GIVEN PROBLEM:
For the data below, report only the number of lines containing the string "this".

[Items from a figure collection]
====

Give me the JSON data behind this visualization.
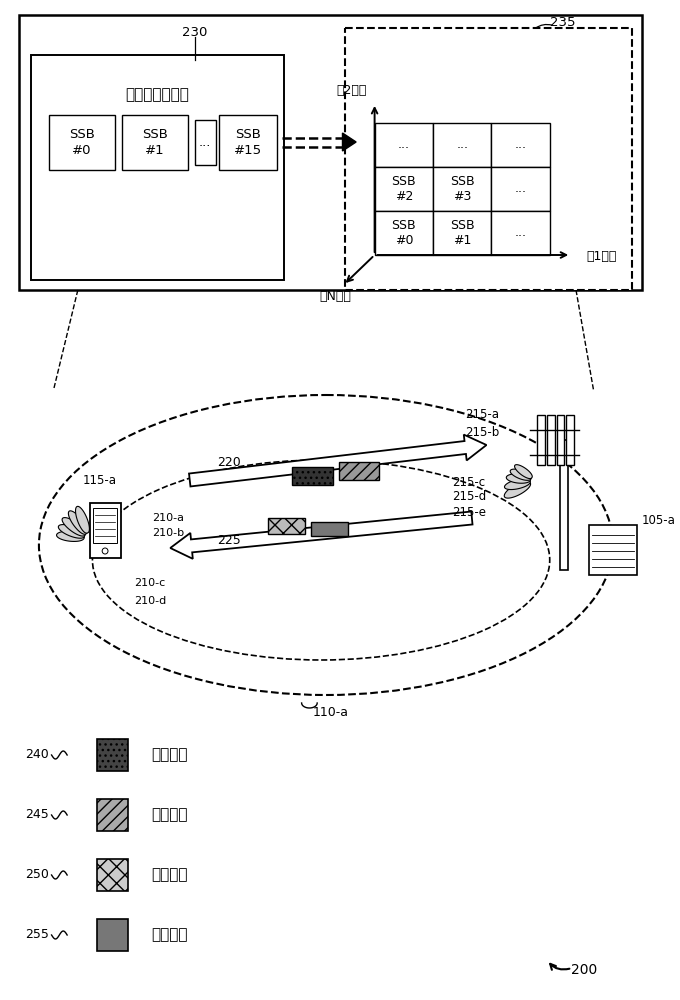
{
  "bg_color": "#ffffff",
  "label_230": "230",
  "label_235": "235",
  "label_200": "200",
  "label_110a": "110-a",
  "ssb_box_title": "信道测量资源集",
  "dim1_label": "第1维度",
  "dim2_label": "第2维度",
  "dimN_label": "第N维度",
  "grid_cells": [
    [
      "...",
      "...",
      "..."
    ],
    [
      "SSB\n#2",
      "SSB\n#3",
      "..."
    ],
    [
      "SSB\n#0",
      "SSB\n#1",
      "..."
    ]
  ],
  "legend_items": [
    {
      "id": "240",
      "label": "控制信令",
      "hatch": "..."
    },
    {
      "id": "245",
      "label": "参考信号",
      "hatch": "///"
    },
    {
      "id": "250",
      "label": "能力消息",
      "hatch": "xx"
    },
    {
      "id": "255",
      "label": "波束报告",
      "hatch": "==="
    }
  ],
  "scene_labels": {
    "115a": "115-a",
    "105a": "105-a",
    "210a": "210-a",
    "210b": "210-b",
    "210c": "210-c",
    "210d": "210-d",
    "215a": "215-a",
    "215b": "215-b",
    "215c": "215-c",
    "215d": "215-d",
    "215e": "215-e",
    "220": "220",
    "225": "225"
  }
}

====

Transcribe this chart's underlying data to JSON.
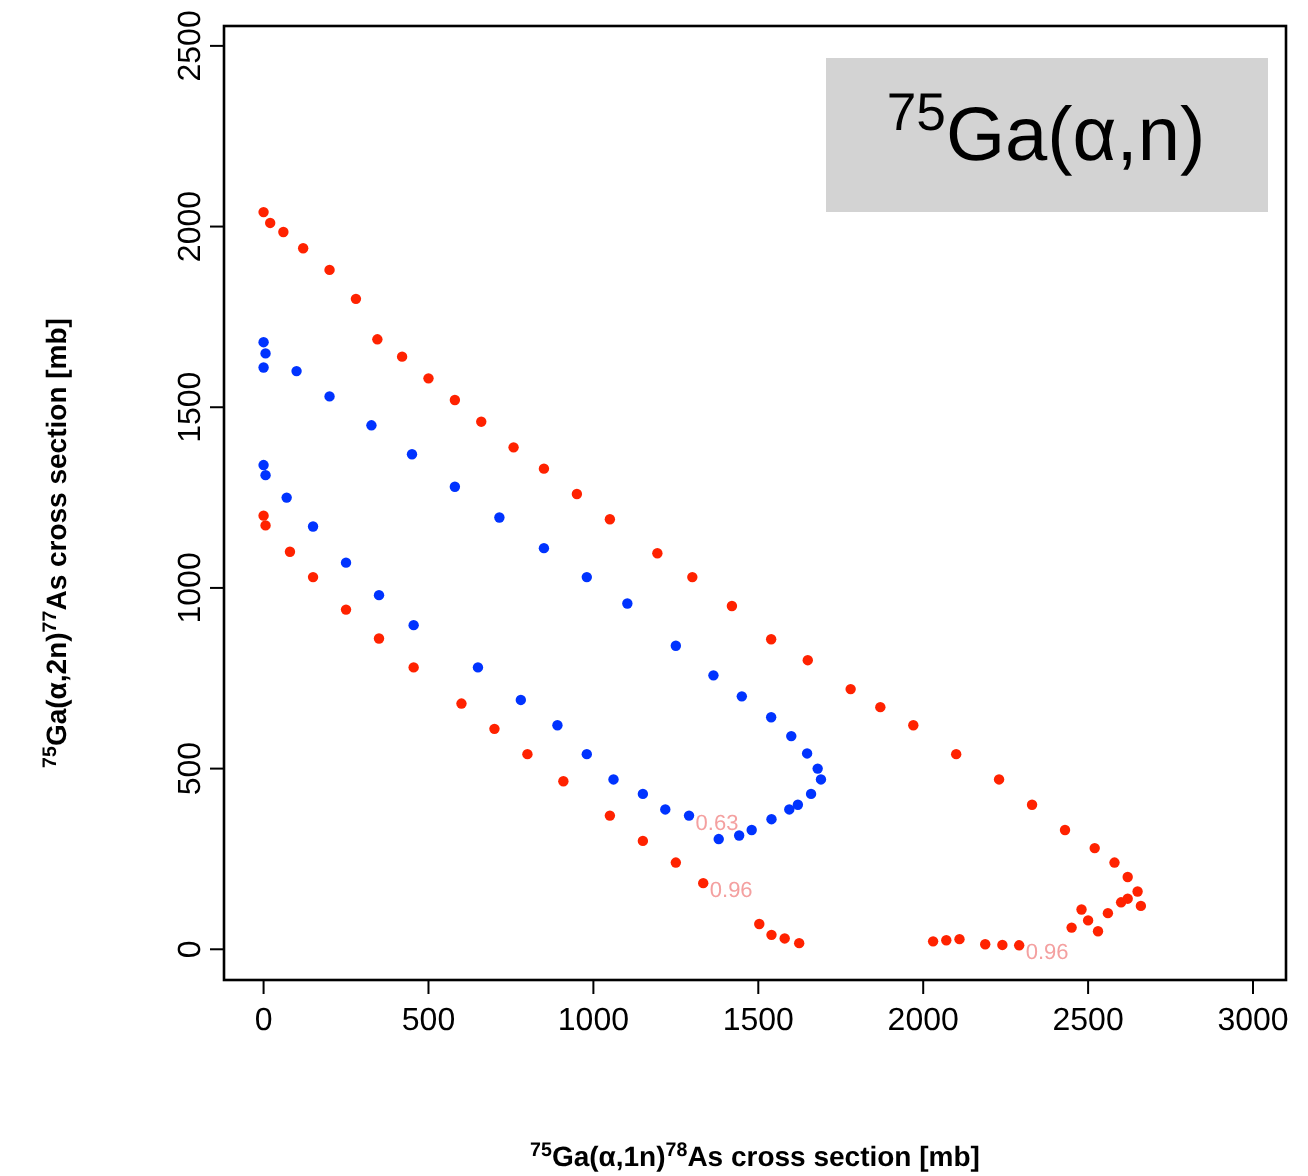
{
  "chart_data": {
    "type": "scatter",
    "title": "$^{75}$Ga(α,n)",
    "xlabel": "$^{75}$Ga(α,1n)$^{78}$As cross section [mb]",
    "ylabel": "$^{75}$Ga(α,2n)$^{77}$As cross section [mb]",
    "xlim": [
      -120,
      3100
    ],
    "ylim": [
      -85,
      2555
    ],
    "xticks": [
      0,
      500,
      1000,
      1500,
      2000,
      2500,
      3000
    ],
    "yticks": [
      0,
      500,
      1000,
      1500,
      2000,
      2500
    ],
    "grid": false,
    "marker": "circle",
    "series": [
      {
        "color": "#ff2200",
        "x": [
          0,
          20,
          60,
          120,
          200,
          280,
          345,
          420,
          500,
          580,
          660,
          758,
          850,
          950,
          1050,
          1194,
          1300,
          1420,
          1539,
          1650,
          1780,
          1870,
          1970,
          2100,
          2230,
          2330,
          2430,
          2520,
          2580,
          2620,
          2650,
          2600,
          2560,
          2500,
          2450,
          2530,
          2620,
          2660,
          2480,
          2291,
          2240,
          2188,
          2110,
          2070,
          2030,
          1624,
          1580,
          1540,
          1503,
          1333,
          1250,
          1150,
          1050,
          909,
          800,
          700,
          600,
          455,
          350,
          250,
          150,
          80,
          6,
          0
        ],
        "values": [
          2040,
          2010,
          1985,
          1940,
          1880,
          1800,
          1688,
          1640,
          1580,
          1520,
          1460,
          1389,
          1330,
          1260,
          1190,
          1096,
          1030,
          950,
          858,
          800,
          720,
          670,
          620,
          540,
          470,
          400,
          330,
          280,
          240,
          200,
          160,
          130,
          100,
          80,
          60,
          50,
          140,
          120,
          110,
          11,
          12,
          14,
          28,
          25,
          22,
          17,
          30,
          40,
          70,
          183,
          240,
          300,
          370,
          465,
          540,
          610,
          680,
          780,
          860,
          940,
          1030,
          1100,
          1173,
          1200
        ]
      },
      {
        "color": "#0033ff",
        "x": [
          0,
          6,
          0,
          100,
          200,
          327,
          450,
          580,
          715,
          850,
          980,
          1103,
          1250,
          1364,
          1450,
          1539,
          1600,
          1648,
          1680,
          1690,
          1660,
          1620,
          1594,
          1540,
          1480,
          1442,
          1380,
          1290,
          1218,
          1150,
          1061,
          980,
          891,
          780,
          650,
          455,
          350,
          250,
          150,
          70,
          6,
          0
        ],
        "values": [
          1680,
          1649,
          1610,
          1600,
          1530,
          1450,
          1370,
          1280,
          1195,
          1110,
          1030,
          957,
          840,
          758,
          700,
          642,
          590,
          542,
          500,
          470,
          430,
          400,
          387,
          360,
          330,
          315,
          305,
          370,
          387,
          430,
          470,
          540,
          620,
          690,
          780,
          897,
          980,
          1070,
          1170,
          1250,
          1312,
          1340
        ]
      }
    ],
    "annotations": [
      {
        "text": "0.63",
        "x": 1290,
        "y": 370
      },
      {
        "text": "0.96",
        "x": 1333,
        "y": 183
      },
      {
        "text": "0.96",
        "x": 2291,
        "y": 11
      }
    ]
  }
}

====

WRITTEN ANSWER:
2